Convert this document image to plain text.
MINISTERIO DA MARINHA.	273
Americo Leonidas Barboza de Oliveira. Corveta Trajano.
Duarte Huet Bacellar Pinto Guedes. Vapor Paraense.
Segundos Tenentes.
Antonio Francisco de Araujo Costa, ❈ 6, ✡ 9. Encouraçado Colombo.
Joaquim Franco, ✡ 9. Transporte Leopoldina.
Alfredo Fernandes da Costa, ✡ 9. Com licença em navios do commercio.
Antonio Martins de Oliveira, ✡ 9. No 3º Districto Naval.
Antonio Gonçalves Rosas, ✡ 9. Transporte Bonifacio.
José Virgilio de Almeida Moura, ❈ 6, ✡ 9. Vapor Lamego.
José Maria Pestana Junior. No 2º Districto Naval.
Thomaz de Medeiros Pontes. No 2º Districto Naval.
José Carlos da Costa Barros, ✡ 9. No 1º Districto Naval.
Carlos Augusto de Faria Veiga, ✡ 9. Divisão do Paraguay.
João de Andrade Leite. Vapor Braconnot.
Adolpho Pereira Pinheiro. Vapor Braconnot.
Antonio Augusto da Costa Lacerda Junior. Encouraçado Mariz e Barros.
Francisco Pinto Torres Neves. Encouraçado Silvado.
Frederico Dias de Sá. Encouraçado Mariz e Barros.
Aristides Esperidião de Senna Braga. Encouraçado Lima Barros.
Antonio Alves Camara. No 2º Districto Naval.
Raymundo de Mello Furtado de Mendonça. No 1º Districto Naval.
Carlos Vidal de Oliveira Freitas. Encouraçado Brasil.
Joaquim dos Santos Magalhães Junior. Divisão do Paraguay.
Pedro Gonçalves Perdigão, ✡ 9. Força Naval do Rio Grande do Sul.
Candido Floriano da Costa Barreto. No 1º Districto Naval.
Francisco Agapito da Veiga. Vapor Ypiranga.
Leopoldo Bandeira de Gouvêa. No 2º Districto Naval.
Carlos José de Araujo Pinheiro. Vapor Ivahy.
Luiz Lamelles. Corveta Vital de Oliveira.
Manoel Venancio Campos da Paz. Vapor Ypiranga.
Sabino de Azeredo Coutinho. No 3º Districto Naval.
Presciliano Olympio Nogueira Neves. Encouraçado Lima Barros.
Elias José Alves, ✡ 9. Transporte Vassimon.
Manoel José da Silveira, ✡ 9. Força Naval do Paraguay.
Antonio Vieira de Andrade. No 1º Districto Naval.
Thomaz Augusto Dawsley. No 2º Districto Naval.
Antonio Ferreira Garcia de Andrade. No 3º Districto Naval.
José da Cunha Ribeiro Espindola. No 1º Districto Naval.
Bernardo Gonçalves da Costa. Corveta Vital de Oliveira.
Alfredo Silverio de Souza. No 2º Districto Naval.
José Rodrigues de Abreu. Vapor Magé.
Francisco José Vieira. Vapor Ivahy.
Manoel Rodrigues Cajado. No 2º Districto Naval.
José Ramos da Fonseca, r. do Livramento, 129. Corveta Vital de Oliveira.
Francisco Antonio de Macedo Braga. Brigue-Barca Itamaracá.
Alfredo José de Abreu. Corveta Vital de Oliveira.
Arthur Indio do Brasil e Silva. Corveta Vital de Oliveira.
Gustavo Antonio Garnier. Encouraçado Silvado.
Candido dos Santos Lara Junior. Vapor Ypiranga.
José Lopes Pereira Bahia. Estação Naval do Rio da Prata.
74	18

EXERCISE
Go through the entries and repeat each one exactly.

WRITTEN RESPONSE
Convert this document image to plain text.
MINISTERIO DA MARINHA.	273
Americo Leonidas Barboza de Oliveira. Corveta Trajano.
Duarte Huet Bacellar Pinto Guedes. Vapor Paraense.
Segundos Tenentes.
Antonio Francisco de Araujo Costa, ❈ 6, ✡ 9. Encouraçado Colombo.
Joaquim Franco, ✡ 9. Transporte Leopoldina.
Alfredo Fernandes da Costa, ✡ 9. Com licença em navios do commercio.
Antonio Martins de Oliveira, ✡ 9. No 3º Districto Naval.
Antonio Gonçalves Rosas, ✡ 9. Transporte Bonifacio.
José Virgilio de Almeida Moura, ❈ 6, ✡ 9. Vapor Lamego.
José Maria Pestana Junior. No 2º Districto Naval.
Thomaz de Medeiros Pontes. No 2º Districto Naval.
José Carlos da Costa Barros, ✡ 9. No 1º Districto Naval.
Carlos Augusto de Faria Veiga, ✡ 9. Divisão do Paraguay.
João de Andrade Leite. Vapor Braconnot.
Adolpho Pereira Pinheiro. Vapor Braconnot.
Antonio Augusto da Costa Lacerda Junior. Encouraçado Mariz e Barros.
Francisco Pinto Torres Neves. Encouraçado Silvado.
Frederico Dias de Sá. Encouraçado Mariz e Barros.
Aristides Esperidião de Senna Braga. Encouraçado Lima Barros.
Antonio Alves Camara. No 2º Districto Naval.
Raymundo de Mello Furtado de Mendonça. No 1º Districto Naval.
Carlos Vidal de Oliveira Freitas. Encouraçado Brasil.
Joaquim dos Santos Magalhães Junior. Divisão do Paraguay.
Pedro Gonçalves Perdigão, ✡ 9. Força Naval do Rio Grande do Sul.
Candido Floriano da Costa Barreto. No 1º Districto Naval.
Francisco Agapito da Veiga. Vapor Ypiranga.
Leopoldo Bandeira de Gouvêa. No 2º Districto Naval.
Carlos José de Araujo Pinheiro. Vapor Ivahy.
Luiz Lamelles. Corveta Vital de Oliveira.
Manoel Venancio Campos da Paz. Vapor Ypiranga.
Sabino de Azeredo Coutinho. No 3º Districto Naval.
Presciliano Olympio Nogueira Neves. Encouraçado Lima Barros.
Elias José Alves, ✡ 9. Transporte Vassimon.
Manoel José da Silveira, ✡ 9. Força Naval do Paraguay.
Antonio Vieira de Andrade. No 1º Districto Naval.
Thomaz Augusto Dawsley. No 2º Districto Naval.
Antonio Ferreira Garcia de Andrade. No 3º Districto Naval.
José da Cunha Ribeiro Espindola. No 1º Districto Naval.
Bernardo Gonçalves da Costa. Corveta Vital de Oliveira.
Alfredo Silverio de Souza. No 2º Districto Naval.
José Rodrigues de Abreu. Vapor Magé.
Francisco José Vieira. Vapor Ivahy.
Manoel Rodrigues Cajado. No 2º Districto Naval.
José Ramos da Fonseca, r. do Livramento, 129. Corveta Vital de Oliveira.
Francisco Antonio de Macedo Braga. Brigue-Barca Itamaracá.
Alfredo José de Abreu. Corveta Vital de Oliveira.
Arthur Indio do Brasil e Silva. Corveta Vital de Oliveira.
Gustavo Antonio Garnier. Encouraçado Silvado.
Candido dos Santos Lara Junior. Vapor Ypiranga.
José Lopes Pereira Bahia. Estação Naval do Rio da Prata.
74	18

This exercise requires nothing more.